## Stored records
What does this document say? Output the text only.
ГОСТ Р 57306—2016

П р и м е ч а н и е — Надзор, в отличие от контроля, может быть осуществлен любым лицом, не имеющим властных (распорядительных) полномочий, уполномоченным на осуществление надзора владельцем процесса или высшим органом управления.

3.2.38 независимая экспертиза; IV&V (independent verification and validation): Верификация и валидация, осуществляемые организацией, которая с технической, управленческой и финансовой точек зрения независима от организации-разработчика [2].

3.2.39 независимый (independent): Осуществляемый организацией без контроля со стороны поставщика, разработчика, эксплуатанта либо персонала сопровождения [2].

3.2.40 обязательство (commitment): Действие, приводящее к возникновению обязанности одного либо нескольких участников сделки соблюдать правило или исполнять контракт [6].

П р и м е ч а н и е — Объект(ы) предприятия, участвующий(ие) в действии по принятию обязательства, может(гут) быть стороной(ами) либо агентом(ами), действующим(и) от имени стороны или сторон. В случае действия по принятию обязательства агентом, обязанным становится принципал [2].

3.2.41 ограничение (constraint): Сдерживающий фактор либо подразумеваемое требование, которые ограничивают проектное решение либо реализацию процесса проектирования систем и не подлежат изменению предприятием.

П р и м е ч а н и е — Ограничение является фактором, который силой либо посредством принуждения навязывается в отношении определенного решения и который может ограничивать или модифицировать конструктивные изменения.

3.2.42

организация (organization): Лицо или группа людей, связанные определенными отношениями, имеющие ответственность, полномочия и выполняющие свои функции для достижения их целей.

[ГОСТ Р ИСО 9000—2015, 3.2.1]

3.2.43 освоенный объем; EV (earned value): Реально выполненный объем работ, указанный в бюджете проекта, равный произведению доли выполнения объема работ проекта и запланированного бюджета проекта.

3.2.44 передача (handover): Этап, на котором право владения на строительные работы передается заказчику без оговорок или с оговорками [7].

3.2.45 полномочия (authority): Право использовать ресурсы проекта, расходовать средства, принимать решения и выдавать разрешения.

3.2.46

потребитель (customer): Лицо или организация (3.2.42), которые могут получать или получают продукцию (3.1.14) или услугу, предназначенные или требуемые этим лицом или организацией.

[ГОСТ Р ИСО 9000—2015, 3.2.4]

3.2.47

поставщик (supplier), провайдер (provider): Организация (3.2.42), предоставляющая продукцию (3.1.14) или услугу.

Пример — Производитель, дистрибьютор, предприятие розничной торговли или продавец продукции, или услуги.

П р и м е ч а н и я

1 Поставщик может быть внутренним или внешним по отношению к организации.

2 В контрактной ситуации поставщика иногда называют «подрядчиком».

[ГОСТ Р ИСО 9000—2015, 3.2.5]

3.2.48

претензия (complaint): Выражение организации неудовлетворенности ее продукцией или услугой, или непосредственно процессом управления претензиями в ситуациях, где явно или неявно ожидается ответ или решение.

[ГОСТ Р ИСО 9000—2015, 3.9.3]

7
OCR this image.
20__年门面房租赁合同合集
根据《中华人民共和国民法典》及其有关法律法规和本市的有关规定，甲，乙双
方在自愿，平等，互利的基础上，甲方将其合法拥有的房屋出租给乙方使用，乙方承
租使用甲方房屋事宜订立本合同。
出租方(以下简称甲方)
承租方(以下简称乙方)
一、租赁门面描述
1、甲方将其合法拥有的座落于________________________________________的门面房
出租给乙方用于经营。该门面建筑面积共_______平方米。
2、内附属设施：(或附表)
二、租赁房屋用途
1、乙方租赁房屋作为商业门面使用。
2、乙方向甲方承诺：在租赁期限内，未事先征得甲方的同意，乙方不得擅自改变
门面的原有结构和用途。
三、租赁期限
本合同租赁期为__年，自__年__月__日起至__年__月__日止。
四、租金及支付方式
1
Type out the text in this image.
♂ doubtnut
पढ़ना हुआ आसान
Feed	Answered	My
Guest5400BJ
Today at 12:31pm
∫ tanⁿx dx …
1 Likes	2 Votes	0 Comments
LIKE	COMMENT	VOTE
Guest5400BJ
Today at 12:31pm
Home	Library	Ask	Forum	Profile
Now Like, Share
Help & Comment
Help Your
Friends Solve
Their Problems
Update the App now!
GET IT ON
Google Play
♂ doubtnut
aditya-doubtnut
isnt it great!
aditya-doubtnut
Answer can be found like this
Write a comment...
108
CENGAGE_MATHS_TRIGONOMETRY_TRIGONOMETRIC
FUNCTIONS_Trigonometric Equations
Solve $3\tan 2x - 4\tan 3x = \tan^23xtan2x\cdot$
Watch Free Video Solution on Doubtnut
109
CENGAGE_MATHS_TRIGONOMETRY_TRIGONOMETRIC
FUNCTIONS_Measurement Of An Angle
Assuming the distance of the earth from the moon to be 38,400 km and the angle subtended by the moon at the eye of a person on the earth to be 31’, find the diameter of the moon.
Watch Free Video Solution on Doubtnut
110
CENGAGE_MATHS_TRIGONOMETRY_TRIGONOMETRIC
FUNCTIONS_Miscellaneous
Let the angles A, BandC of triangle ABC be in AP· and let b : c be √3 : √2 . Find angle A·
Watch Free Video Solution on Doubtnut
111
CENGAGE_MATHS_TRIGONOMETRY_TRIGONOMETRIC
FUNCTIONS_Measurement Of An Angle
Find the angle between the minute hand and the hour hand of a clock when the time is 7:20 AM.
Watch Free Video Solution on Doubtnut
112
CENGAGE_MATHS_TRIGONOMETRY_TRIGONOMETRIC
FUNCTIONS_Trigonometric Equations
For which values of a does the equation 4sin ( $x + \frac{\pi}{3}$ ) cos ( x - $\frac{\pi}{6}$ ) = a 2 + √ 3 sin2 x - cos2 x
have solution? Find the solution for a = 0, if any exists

## Written exercise
Every line above should be printed again exactly as it stands.

## The solution
What does this document say? Output the text only.
ГОСТ Р 57306—2016

П р и м е ч а н и е — Надзор, в отличие от контроля, может быть осуществлен любым лицом, не имеющим властных (распорядительных) полномочий, уполномоченным на осуществление надзора владельцем процесса или высшим органом управления.

3.2.38 независимая экспертиза; IV&V (independent verification and validation): Верификация и валидация, осуществляемые организацией, которая с технической, управленческой и финансовой точек зрения независима от организации-разработчика [2].

3.2.39 независимый (independent): Осуществляемый организацией без контроля со стороны поставщика, разработчика, эксплуатанта либо персонала сопровождения [2].

3.2.40 обязательство (commitment): Действие, приводящее к возникновению обязанности одного либо нескольких участников сделки соблюдать правило или исполнять контракт [6].

П р и м е ч а н и е — Объект(ы) предприятия, участвующий(ие) в действии по принятию обязательства, может(гут) быть стороной(ами) либо агентом(ами), действующим(и) от имени стороны или сторон. В случае действия по принятию обязательства агентом, обязанным становится принципал [2].

3.2.41 ограничение (constraint): Сдерживающий фактор либо подразумеваемое требование, которые ограничивают проектное решение либо реализацию процесса проектирования систем и не подлежат изменению предприятием.

П р и м е ч а н и е — Ограничение является фактором, который силой либо посредством принуждения навязывается в отношении определенного решения и который может ограничивать или модифицировать конструктивные изменения.

3.2.42

организация (organization): Лицо или группа людей, связанные определенными отношениями, имеющие ответственность, полномочия и выполняющие свои функции для достижения их целей.

[ГОСТ Р ИСО 9000—2015, 3.2.1]

3.2.43 освоенный объем; EV (earned value): Реально выполненный объем работ, указанный в бюджете проекта, равный произведению доли выполнения объема работ проекта и запланированного бюджета проекта.

3.2.44 передача (handover): Этап, на котором право владения на строительные работы передается заказчику без оговорок или с оговорками [7].

3.2.45 полномочия (authority): Право использовать ресурсы проекта, расходовать средства, принимать решения и выдавать разрешения.

3.2.46

потребитель (customer): Лицо или организация (3.2.42), которые могут получать или получают продукцию (3.1.14) или услугу, предназначенные или требуемые этим лицом или организацией.

[ГОСТ Р ИСО 9000—2015, 3.2.4]

3.2.47

поставщик (supplier), провайдер (provider): Организация (3.2.42), предоставляющая продукцию (3.1.14) или услугу.

Пример — Производитель, дистрибьютор, предприятие розничной торговли или продавец продукции, или услуги.

П р и м е ч а н и я

1 Поставщик может быть внутренним или внешним по отношению к организации.

2 В контрактной ситуации поставщика иногда называют «подрядчиком».

[ГОСТ Р ИСО 9000—2015, 3.2.5]

3.2.48

претензия (complaint): Выражение организации неудовлетворенности ее продукцией или услугой, или непосредственно процессом управления претензиями в ситуациях, где явно или неявно ожидается ответ или решение.

[ГОСТ Р ИСО 9000—2015, 3.9.3]

7
OCR this image.
20__年门面房租赁合同合集
根据《中华人民共和国民法典》及其有关法律法规和本市的有关规定，甲，乙双
方在自愿，平等，互利的基础上，甲方将其合法拥有的房屋出租给乙方使用，乙方承
租使用甲方房屋事宜订立本合同。
出租方(以下简称甲方)
承租方(以下简称乙方)
一、租赁门面描述
1、甲方将其合法拥有的座落于________________________________________的门面房
出租给乙方用于经营。该门面建筑面积共_______平方米。
2、内附属设施：(或附表)
二、租赁房屋用途
1、乙方租赁房屋作为商业门面使用。
2、乙方向甲方承诺：在租赁期限内，未事先征得甲方的同意，乙方不得擅自改变
门面的原有结构和用途。
三、租赁期限
本合同租赁期为__年，自__年__月__日起至__年__月__日止。
四、租金及支付方式
1
Type out the text in this image.
♂ doubtnut
पढ़ना हुआ आसान
Feed	Answered	My
Guest5400BJ
Today at 12:31pm
∫ tanⁿx dx …
1 Likes	2 Votes	0 Comments
LIKE	COMMENT	VOTE
Guest5400BJ
Today at 12:31pm
Home	Library	Ask	Forum	Profile
Now Like, Share
Help & Comment
Help Your
Friends Solve
Their Problems
Update the App now!
GET IT ON
Google Play
♂ doubtnut
aditya-doubtnut
isnt it great!
aditya-doubtnut
Answer can be found like this
Write a comment...
108
CENGAGE_MATHS_TRIGONOMETRY_TRIGONOMETRIC
FUNCTIONS_Trigonometric Equations
Solve $3\tan 2x - 4\tan 3x = \tan^23xtan2x\cdot$
Watch Free Video Solution on Doubtnut
109
CENGAGE_MATHS_TRIGONOMETRY_TRIGONOMETRIC
FUNCTIONS_Measurement Of An Angle
Assuming the distance of the earth from the moon to be 38,400 km and the angle subtended by the moon at the eye of a person on the earth to be 31’, find the diameter of the moon.
Watch Free Video Solution on Doubtnut
110
CENGAGE_MATHS_TRIGONOMETRY_TRIGONOMETRIC
FUNCTIONS_Miscellaneous
Let the angles A, BandC of triangle ABC be in AP· and let b : c be √3 : √2 . Find angle A·
Watch Free Video Solution on Doubtnut
111
CENGAGE_MATHS_TRIGONOMETRY_TRIGONOMETRIC
FUNCTIONS_Measurement Of An Angle
Find the angle between the minute hand and the hour hand of a clock when the time is 7:20 AM.
Watch Free Video Solution on Doubtnut
112
CENGAGE_MATHS_TRIGONOMETRY_TRIGONOMETRIC
FUNCTIONS_Trigonometric Equations
For which values of a does the equation 4sin ( $x + \frac{\pi}{3}$ ) cos ( x - $\frac{\pi}{6}$ ) = a 2 + √ 3 sin2 x - cos2 x
have solution? Find the solution for a = 0, if any exists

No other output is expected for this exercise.